(Stored items from a collection)
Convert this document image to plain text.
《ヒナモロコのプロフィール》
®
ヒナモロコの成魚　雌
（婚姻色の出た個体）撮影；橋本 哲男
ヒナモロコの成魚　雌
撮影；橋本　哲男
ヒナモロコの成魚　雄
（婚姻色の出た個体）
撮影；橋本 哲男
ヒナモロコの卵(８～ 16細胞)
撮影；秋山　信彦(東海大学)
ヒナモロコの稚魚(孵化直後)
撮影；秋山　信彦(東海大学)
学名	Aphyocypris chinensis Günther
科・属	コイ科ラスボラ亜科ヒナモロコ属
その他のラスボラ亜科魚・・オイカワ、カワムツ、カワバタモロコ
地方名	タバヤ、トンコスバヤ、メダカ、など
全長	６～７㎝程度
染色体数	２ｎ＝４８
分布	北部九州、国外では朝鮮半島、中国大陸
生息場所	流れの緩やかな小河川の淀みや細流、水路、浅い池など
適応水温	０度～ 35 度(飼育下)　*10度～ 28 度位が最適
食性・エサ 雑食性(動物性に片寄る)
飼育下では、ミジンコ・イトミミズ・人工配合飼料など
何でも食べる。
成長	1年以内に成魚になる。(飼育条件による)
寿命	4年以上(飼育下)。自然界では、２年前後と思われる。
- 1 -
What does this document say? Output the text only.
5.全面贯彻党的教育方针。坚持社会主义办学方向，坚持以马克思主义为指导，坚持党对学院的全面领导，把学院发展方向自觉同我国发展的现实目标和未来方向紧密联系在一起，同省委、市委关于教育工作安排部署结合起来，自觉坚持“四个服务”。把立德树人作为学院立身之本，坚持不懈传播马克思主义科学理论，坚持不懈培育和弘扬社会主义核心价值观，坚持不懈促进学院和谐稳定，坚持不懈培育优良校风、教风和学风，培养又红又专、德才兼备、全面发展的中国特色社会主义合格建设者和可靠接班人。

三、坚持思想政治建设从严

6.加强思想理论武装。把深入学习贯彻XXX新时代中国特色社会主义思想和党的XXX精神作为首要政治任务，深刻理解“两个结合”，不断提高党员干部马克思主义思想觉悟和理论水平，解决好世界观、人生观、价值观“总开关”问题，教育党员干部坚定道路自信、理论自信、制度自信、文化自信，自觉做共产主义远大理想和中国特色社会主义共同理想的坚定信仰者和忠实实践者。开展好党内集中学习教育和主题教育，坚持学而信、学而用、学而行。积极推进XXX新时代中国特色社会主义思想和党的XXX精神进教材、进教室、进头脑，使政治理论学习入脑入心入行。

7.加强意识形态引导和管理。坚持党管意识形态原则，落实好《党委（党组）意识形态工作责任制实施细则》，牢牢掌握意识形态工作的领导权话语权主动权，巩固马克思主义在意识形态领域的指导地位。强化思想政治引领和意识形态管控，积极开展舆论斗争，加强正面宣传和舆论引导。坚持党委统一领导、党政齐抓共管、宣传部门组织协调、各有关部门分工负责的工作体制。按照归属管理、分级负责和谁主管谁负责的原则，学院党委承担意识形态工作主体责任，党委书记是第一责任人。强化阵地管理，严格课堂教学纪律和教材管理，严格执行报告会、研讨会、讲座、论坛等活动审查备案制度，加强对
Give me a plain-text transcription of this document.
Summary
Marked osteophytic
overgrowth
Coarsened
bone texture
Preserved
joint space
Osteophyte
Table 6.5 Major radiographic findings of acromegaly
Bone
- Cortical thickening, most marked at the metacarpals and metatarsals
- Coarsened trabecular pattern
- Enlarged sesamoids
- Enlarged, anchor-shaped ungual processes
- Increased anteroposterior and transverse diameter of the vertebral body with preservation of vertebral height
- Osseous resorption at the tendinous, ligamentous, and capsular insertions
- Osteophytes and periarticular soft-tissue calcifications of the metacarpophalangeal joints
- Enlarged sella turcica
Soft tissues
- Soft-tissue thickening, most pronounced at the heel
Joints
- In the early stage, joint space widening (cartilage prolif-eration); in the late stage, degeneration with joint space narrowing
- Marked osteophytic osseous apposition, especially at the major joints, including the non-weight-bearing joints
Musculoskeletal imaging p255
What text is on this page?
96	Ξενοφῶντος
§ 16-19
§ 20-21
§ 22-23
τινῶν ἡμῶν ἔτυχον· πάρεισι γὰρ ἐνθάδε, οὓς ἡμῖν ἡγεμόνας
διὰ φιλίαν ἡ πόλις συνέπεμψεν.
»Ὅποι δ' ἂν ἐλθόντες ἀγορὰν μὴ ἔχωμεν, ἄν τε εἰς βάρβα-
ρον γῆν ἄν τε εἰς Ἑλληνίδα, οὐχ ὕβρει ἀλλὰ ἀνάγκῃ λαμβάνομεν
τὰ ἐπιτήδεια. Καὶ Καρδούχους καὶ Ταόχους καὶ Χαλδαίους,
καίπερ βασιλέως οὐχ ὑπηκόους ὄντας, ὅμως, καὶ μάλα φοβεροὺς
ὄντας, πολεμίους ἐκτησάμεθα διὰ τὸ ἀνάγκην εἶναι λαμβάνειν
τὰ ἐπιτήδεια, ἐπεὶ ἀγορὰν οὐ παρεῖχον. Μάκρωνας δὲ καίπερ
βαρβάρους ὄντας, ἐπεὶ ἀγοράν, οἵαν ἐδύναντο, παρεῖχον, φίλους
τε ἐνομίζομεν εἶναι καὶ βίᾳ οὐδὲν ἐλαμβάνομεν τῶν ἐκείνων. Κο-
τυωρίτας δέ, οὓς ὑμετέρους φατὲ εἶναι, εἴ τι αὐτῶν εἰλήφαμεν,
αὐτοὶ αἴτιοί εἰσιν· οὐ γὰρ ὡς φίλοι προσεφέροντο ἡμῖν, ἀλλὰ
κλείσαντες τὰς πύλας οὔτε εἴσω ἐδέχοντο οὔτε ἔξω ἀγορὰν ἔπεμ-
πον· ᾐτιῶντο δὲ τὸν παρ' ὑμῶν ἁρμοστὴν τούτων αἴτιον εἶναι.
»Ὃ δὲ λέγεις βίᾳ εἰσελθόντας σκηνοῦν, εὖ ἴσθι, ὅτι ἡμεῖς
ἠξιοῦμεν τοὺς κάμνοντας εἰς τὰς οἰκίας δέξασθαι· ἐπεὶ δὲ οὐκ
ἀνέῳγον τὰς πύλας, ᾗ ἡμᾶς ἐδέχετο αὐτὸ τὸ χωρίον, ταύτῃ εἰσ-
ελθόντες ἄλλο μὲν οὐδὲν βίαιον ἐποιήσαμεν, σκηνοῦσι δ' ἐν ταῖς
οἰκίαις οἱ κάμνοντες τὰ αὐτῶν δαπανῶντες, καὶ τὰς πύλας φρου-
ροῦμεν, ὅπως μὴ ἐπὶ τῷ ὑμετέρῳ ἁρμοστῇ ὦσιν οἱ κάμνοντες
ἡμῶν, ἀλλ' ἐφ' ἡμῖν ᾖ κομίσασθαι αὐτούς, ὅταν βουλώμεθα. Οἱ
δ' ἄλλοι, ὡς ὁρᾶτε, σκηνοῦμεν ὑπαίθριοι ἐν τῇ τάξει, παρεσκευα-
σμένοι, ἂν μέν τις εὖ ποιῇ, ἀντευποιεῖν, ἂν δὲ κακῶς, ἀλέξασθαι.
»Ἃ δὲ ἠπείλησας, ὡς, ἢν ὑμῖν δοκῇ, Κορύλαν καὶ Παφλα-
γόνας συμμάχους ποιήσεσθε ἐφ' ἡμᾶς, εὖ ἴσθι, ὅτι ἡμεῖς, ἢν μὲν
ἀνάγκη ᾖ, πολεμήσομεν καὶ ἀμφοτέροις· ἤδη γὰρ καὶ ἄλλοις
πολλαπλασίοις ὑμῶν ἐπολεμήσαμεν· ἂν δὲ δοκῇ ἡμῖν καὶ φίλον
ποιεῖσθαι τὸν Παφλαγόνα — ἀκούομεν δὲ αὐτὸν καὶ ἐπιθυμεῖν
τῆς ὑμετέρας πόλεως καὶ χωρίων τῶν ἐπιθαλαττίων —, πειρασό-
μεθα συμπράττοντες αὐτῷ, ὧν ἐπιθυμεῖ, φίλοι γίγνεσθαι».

Task: Report how many lines of the data hold the string "πύλας"; give only the number.

Written reply: 3